» Instructions to follow
Return each line containing the string "컴퓨터공".

Records from a collection
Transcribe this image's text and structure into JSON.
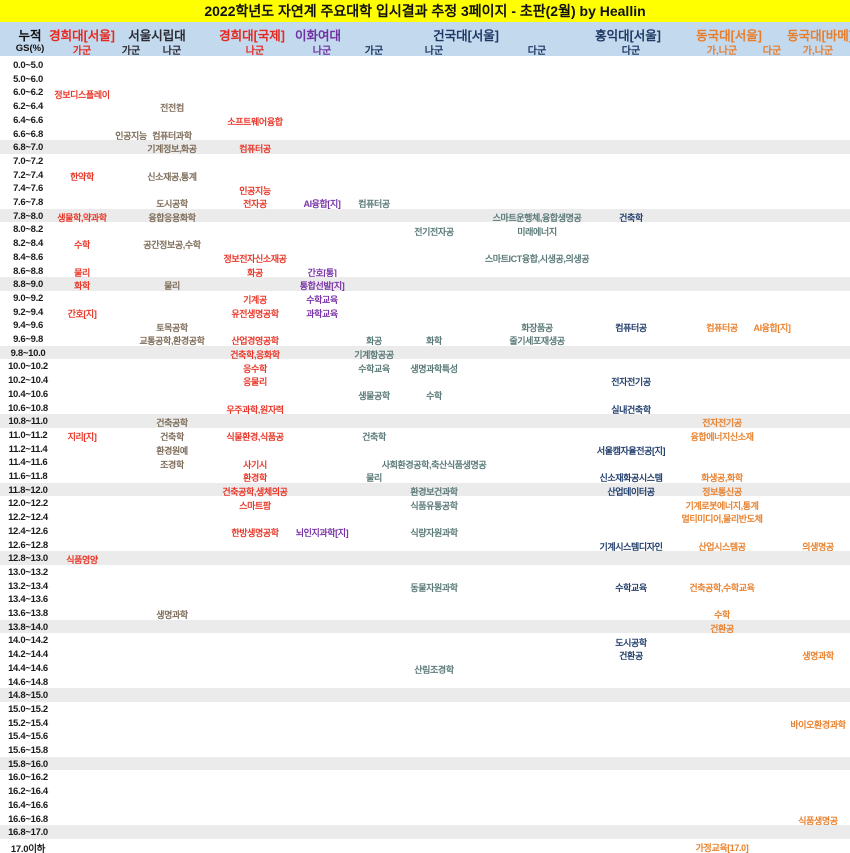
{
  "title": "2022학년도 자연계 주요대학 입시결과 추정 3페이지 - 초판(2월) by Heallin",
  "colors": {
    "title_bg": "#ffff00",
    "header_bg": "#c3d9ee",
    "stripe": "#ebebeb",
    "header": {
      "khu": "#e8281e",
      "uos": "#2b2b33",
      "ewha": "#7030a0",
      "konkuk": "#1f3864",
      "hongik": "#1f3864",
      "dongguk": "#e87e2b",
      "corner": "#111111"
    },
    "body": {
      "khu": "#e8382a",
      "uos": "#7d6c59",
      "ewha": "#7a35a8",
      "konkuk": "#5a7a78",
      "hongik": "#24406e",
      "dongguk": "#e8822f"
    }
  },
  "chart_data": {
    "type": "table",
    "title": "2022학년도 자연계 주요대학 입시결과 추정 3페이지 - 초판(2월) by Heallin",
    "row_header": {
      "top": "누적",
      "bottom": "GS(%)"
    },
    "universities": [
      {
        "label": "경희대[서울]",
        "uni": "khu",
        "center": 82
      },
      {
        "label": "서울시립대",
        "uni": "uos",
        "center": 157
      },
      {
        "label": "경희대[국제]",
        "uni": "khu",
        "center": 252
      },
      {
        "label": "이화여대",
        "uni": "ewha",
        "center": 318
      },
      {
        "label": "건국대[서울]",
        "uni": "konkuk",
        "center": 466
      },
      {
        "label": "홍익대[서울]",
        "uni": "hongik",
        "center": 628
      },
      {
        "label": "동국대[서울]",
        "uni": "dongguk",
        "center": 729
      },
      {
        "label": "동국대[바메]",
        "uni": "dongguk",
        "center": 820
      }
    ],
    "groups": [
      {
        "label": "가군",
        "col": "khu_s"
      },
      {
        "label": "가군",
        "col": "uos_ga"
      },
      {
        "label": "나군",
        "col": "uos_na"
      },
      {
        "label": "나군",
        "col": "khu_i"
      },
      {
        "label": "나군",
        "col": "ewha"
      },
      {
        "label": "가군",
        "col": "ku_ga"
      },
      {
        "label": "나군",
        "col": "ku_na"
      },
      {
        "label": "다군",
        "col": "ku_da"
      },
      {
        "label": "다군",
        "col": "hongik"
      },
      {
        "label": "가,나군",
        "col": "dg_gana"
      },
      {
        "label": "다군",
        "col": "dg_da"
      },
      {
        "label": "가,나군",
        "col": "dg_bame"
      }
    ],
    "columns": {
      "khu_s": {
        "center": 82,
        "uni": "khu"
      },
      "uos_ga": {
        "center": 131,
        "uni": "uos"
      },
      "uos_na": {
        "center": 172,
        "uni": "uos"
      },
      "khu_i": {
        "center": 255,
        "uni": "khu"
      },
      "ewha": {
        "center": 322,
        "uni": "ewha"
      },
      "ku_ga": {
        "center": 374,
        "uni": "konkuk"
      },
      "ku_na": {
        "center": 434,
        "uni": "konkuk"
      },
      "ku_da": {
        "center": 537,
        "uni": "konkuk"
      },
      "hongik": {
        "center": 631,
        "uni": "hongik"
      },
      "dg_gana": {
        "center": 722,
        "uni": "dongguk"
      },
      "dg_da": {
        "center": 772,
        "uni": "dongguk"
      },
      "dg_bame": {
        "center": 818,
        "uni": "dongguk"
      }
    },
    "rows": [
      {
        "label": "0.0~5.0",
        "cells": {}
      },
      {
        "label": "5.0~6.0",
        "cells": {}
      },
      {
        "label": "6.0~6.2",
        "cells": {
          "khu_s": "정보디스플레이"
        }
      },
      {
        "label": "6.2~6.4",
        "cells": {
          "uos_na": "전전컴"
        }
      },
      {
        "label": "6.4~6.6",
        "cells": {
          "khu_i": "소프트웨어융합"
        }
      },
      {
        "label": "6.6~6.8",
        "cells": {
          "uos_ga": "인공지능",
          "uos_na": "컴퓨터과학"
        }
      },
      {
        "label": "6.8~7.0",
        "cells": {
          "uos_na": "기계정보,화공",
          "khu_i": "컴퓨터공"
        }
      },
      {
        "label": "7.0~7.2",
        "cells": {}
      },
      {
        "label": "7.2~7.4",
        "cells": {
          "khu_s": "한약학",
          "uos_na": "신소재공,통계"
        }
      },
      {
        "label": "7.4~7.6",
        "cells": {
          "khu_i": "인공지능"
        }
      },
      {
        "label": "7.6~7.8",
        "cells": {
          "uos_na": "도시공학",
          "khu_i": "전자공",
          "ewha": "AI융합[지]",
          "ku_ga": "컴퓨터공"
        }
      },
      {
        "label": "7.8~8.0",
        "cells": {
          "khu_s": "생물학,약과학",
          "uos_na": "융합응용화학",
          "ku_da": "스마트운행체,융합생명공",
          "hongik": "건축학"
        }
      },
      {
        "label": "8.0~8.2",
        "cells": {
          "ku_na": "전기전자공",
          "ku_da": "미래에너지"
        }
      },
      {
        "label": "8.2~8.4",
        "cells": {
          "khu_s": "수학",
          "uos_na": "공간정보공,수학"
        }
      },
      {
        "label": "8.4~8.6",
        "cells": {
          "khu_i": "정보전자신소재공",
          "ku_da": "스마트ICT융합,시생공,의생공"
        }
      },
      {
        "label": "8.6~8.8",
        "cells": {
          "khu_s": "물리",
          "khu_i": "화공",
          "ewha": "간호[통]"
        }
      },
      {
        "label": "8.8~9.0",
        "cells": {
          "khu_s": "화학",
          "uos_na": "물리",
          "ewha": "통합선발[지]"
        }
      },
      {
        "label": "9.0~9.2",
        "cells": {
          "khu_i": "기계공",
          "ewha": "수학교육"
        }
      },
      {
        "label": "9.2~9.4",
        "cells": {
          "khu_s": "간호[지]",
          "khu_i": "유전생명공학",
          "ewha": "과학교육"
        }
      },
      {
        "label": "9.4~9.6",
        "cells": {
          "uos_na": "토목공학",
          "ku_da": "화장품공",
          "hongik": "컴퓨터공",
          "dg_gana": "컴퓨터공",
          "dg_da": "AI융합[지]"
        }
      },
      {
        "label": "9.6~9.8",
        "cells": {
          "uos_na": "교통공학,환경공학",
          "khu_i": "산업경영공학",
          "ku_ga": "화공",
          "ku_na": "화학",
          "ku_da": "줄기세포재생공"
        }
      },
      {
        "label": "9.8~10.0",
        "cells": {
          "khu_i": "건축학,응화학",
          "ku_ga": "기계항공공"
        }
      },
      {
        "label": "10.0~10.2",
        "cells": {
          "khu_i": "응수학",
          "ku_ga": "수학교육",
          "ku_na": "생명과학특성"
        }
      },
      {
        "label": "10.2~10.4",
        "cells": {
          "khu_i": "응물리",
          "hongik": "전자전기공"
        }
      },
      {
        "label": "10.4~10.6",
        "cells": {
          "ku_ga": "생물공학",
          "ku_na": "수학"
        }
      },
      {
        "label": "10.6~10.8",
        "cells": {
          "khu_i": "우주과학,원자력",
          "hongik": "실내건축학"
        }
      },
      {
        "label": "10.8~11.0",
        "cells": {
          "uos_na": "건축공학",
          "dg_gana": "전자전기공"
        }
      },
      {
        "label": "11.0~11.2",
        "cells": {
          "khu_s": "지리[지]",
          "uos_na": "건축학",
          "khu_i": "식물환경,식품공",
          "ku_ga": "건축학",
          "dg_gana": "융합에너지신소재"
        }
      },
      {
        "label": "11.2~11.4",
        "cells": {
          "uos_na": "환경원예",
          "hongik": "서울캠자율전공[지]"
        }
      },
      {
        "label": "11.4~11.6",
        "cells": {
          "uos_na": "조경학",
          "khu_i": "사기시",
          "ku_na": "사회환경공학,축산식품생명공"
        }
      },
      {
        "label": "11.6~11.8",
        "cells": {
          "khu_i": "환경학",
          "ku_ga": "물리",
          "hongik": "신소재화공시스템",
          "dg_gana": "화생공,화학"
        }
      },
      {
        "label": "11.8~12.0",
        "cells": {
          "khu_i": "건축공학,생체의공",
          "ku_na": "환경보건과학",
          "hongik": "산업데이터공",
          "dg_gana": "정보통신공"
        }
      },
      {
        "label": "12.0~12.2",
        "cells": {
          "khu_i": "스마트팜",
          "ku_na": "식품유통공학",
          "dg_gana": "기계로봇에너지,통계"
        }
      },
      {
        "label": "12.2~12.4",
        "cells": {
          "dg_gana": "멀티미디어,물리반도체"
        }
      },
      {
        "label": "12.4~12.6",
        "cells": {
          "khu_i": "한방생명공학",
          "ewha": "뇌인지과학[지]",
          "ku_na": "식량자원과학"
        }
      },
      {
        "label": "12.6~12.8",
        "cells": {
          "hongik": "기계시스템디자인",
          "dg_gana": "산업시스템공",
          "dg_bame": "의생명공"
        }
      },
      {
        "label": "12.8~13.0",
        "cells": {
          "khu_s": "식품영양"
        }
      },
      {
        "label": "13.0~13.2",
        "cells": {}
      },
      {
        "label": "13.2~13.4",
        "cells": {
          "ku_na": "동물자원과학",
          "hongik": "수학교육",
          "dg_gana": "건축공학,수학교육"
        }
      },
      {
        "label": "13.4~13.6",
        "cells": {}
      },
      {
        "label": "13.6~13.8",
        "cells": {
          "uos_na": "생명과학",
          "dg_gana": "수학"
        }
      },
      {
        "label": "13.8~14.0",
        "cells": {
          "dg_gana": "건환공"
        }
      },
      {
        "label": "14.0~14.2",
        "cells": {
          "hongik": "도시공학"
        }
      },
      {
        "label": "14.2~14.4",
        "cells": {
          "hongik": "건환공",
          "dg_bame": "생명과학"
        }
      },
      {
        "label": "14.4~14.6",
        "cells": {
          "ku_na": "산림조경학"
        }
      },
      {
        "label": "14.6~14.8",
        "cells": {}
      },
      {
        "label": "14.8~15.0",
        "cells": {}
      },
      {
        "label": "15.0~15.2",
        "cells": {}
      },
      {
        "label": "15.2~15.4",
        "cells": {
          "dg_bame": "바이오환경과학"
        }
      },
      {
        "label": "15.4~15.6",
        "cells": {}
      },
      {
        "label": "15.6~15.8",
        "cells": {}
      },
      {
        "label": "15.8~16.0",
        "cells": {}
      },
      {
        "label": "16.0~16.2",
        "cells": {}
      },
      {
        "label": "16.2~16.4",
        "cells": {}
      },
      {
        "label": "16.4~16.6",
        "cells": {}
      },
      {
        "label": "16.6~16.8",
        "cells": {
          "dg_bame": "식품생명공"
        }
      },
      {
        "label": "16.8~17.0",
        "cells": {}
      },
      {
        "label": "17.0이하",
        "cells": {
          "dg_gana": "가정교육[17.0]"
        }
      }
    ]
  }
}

» Finished task
          "khu_i": "컴퓨터공"
          "ku_ga": "컴퓨터공"
          "hongik": "컴퓨터공",
          "dg_gana": "컴퓨터공",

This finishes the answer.